--- Start of Data for this task ---
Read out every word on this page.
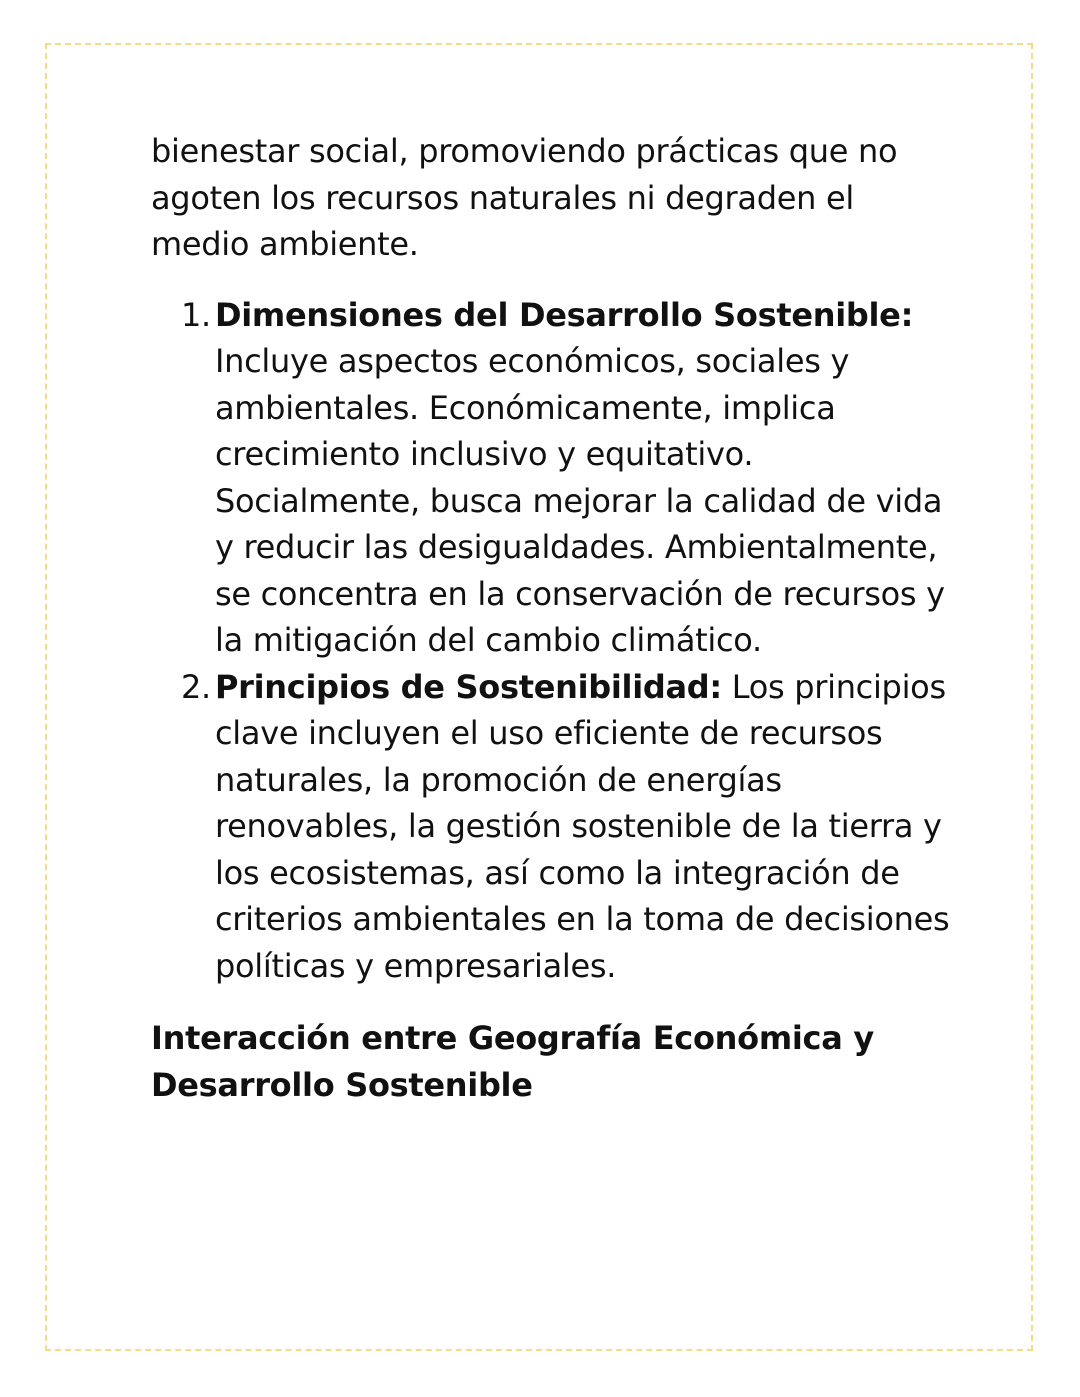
bienestar social, promoviendo prácticas que no agoten los recursos naturales ni degraden el medio ambiente.

1. Dimensiones del Desarrollo Sostenible: Incluye aspectos económicos, sociales y ambientales. Económicamente, implica crecimiento inclusivo y equitativo. Socialmente, busca mejorar la calidad de vida y reducir las desigualdades. Ambientalmente, se concentra en la conservación de recursos y la mitigación del cambio climático.
2. Principios de Sostenibilidad: Los principios clave incluyen el uso eficiente de recursos naturales, la promoción de energías renovables, la gestión sostenible de la tierra y los ecosistemas, así como la integración de criterios ambientales en la toma de decisiones políticas y empresariales.
Interacción entre Geografía Económica y Desarrollo Sostenible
--- End of Data for this task ---
**To be done**
Go through the listing above and quote it exactly, apart from its images.

**Solution to the problem**
Read out every word on this page.
bienestar social, promoviendo prácticas que no agoten los recursos naturales ni degraden el medio ambiente.

1. Dimensiones del Desarrollo Sostenible: Incluye aspectos económicos, sociales y ambientales. Económicamente, implica crecimiento inclusivo y equitativo. Socialmente, busca mejorar la calidad de vida y reducir las desigualdades. Ambientalmente, se concentra en la conservación de recursos y la mitigación del cambio climático.
2. Principios de Sostenibilidad: Los principios clave incluyen el uso eficiente de recursos naturales, la promoción de energías renovables, la gestión sostenible de la tierra y los ecosistemas, así como la integración de criterios ambientales en la toma de decisiones políticas y empresariales.
Interacción entre Geografía Económica y Desarrollo Sostenible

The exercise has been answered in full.